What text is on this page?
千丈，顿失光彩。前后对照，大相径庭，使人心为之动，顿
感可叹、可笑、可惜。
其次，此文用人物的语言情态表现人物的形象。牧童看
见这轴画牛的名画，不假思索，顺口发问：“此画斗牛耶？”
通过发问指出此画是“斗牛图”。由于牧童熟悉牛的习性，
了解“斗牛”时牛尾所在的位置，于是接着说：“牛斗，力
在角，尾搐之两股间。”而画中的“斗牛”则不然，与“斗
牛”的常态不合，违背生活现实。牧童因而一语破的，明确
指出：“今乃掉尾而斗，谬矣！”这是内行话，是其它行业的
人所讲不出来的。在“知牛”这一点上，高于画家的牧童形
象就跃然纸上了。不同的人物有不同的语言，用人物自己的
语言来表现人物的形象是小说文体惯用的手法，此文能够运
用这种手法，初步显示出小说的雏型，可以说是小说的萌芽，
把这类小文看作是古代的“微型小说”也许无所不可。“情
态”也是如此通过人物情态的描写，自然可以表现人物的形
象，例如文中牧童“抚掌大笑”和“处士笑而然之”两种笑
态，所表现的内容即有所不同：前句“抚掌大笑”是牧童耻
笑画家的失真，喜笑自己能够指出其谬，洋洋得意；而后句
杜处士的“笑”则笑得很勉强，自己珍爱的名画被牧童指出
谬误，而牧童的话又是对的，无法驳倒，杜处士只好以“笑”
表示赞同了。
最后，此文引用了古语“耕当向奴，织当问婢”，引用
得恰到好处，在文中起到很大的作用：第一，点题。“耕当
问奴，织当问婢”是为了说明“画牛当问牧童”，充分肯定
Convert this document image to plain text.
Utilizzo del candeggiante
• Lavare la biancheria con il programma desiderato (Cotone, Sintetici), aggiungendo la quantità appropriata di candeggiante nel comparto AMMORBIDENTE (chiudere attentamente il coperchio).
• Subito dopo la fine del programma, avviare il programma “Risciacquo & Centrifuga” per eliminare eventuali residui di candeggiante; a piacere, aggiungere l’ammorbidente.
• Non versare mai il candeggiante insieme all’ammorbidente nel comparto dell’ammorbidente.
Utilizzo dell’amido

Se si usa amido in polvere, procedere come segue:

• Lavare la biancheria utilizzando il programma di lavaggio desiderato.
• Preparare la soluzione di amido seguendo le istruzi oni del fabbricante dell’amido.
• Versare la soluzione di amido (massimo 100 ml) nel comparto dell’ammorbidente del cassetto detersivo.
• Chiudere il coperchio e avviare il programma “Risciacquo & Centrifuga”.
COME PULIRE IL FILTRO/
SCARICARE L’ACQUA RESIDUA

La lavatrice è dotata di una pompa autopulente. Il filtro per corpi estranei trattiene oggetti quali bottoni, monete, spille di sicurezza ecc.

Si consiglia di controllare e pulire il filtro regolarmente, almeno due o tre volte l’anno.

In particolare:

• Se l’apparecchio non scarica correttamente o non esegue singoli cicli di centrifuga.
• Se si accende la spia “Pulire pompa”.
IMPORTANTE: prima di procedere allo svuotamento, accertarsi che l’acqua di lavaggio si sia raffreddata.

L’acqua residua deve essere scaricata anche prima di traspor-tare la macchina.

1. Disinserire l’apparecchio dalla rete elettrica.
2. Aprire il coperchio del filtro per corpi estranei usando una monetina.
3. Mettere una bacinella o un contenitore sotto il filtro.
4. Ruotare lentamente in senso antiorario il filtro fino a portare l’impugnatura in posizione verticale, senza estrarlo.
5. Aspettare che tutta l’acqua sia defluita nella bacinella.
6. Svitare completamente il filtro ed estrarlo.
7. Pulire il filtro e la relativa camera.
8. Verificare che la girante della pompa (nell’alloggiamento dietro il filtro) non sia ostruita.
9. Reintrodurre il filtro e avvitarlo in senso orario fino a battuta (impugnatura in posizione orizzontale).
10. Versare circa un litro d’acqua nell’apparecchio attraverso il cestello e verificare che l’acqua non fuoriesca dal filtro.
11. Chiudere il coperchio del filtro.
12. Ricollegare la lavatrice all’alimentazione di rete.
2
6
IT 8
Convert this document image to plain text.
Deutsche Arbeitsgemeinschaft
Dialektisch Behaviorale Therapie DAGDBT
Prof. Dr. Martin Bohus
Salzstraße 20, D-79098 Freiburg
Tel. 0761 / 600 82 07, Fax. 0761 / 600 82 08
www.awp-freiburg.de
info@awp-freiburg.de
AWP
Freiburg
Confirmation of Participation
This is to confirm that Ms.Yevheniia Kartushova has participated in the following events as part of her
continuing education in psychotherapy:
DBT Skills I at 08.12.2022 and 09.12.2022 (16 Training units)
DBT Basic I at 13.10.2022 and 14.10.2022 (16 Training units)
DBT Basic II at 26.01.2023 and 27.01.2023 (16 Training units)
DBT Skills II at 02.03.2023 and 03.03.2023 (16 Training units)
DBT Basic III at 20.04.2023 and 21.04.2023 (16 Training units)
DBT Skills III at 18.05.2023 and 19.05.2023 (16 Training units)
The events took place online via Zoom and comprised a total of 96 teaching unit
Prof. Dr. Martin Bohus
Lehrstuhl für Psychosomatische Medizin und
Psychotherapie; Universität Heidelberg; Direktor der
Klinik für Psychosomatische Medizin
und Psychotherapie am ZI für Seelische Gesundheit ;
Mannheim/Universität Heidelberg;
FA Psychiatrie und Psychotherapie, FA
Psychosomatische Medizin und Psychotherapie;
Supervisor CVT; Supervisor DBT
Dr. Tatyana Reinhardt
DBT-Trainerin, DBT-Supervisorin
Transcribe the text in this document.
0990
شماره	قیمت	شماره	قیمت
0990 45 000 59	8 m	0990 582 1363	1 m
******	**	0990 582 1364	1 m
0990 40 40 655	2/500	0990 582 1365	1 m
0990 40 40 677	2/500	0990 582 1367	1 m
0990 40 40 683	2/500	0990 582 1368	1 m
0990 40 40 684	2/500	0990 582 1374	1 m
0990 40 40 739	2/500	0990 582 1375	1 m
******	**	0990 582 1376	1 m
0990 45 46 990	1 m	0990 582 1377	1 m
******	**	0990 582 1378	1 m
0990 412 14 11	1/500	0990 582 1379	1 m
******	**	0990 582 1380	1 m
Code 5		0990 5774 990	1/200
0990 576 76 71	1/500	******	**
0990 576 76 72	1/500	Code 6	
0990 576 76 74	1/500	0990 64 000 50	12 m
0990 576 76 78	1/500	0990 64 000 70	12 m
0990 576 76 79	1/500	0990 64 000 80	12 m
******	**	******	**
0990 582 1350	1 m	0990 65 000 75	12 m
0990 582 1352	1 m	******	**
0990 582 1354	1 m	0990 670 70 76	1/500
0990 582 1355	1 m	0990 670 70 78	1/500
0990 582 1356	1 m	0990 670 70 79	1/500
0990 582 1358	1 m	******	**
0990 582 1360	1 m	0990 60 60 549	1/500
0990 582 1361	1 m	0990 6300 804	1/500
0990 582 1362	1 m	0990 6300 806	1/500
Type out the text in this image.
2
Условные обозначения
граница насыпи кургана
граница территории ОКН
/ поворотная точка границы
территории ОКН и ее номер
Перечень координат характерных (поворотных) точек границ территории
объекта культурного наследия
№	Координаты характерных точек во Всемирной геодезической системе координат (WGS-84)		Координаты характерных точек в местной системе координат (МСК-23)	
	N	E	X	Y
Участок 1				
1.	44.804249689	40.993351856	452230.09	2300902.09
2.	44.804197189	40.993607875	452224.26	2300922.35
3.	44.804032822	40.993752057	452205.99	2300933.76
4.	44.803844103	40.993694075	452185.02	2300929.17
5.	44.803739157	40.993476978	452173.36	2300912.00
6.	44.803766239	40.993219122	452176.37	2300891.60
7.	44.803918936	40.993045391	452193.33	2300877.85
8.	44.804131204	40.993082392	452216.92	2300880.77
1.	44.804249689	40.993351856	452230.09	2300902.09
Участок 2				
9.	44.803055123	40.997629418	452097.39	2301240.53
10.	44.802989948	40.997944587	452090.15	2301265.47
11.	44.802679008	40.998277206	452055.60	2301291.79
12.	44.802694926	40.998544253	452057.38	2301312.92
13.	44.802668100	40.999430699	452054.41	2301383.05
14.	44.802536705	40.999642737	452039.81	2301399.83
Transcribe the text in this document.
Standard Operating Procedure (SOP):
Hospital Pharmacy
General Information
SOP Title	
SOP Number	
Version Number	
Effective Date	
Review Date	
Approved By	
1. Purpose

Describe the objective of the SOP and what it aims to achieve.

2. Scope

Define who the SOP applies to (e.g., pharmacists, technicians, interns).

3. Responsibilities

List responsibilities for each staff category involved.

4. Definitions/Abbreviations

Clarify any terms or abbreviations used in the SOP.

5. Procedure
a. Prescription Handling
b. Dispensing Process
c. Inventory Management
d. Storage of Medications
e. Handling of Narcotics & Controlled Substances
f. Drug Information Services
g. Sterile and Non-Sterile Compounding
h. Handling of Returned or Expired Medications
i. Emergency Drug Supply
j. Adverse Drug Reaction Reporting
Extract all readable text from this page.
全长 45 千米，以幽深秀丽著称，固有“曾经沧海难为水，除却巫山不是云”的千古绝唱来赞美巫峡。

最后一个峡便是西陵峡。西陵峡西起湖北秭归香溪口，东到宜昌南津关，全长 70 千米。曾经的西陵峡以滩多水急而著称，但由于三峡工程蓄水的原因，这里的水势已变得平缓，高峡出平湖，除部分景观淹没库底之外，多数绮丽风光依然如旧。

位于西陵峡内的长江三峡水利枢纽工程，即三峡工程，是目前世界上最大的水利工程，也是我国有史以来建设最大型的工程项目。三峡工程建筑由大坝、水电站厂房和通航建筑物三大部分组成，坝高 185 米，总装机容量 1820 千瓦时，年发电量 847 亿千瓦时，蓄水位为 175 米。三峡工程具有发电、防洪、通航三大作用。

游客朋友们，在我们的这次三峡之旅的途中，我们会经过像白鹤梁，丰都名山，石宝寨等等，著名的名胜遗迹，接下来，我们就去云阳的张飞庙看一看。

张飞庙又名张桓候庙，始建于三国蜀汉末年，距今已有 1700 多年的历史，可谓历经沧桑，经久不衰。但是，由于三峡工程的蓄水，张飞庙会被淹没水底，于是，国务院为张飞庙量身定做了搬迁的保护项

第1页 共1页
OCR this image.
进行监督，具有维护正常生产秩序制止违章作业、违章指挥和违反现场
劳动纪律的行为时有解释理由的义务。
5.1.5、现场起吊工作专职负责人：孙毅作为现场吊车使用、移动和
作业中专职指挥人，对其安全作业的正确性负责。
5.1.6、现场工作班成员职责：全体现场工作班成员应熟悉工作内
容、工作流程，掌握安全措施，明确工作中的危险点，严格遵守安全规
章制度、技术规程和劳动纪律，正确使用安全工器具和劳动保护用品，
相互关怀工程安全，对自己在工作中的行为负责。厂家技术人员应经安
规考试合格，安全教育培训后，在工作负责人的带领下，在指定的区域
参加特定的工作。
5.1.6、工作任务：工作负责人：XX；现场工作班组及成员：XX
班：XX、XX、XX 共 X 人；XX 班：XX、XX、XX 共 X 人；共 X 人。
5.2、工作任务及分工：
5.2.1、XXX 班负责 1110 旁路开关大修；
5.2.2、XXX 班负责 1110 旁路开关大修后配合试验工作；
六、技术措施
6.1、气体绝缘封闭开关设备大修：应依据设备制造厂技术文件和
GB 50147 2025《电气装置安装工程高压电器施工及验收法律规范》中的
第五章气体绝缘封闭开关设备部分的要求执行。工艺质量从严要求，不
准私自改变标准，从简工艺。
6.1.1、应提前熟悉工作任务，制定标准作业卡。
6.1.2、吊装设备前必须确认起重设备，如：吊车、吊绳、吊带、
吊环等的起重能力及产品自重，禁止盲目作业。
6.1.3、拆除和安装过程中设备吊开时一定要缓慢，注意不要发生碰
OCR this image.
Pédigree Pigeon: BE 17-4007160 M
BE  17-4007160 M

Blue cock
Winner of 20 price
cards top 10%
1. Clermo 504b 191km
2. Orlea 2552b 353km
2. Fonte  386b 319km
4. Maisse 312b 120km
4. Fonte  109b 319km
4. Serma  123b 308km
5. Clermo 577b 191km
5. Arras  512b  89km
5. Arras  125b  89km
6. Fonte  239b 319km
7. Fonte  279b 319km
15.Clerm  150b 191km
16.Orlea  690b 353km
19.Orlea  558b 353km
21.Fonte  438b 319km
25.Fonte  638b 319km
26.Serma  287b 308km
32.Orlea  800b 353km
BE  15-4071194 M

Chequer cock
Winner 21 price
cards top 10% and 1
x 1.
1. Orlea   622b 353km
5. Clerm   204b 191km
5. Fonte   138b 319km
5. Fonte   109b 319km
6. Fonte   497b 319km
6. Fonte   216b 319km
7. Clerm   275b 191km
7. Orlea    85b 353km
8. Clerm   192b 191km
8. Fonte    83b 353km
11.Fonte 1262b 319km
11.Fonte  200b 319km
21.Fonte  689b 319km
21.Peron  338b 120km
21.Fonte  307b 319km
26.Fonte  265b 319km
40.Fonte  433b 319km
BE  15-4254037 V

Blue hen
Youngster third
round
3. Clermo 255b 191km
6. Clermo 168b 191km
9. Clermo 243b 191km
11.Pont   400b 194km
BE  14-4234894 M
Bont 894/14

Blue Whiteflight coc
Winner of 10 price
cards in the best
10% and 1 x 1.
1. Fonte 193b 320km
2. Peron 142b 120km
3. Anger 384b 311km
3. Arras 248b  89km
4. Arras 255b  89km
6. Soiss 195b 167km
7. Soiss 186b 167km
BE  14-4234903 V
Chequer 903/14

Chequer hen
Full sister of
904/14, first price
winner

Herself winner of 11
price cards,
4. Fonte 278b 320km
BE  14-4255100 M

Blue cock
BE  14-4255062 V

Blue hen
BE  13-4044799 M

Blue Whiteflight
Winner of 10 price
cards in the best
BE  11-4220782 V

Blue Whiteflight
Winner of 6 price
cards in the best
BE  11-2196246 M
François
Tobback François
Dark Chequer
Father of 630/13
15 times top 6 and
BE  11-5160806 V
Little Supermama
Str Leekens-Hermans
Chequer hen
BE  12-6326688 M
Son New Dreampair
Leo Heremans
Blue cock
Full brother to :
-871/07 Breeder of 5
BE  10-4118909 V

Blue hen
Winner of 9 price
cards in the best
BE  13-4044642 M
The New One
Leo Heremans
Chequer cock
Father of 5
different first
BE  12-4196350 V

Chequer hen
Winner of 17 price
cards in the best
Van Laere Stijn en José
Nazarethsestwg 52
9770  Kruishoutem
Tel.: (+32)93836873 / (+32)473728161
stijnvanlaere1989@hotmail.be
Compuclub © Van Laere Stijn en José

#####

== WHAT NEEDS TO BE DONE ==
Show every line of the records above that contains the word "Lavare".

== TASK SOLUTION ==
• Lavare la biancheria con il programma desiderato (Cotone, Sintetici), aggiungendo la quantità appropriata di candeggiante nel comparto AMMORBIDENTE (chiudere attentamente il coperchio).
• Lavare la biancheria utilizzando il programma di lavaggio desiderato.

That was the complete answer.